### Goal
Repeat precisely, and only, the lines between the line containing "Extract the chart's" and the end of the listing below, both ends included.

### Provided material
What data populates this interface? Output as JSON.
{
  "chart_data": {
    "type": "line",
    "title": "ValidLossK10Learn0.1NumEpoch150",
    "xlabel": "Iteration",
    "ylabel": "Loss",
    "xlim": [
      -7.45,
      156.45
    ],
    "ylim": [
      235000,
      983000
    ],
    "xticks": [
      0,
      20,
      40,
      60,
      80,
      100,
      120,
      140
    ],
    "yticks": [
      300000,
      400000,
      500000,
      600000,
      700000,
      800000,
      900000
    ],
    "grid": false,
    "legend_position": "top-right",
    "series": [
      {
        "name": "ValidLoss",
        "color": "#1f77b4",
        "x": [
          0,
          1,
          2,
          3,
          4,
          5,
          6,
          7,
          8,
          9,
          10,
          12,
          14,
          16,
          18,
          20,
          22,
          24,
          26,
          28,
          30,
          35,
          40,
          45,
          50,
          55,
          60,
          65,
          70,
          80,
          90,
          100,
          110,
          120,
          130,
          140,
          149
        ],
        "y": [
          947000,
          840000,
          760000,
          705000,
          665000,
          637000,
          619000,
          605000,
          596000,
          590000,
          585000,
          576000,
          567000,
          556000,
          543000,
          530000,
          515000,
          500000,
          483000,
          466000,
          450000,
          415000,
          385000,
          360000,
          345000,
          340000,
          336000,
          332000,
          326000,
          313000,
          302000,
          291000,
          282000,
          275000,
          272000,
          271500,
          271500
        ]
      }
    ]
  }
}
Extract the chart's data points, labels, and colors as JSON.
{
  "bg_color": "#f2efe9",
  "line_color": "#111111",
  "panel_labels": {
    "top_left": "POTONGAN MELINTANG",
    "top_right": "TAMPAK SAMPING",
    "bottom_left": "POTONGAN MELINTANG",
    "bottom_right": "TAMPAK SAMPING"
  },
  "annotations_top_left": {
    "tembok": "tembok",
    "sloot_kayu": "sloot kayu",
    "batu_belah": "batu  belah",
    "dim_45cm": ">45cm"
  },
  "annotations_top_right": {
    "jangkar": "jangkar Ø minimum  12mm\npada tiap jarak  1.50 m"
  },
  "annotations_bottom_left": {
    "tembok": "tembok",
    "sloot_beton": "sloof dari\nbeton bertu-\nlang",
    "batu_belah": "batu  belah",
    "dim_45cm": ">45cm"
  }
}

### The answer
Extract the chart's data points, labels, and colors as JSON.
{
  "bg_color": "#f2efe9",
  "line_color": "#111111",
  "panel_labels": {
    "top_left": "POTONGAN MELINTANG",
    "top_right": "TAMPAK SAMPING",
    "bottom_left": "POTONGAN MELINTANG",
    "bottom_right": "TAMPAK SAMPING"
  },
  "annotations_top_left": {
    "tembok": "tembok",
    "sloot_kayu": "sloot kayu",
    "batu_belah": "batu  belah",
    "dim_45cm": ">45cm"
  },
  "annotations_top_right": {
    "jangkar": "jangkar Ø minimum  12mm\npada tiap jarak  1.50 m"
  },
  "annotations_bottom_left": {
    "tembok": "tembok",
    "sloot_beton": "sloof dari\nbeton bertu-\nlang",
    "batu_belah": "batu  belah",
    "dim_45cm": ">45cm"
  }
}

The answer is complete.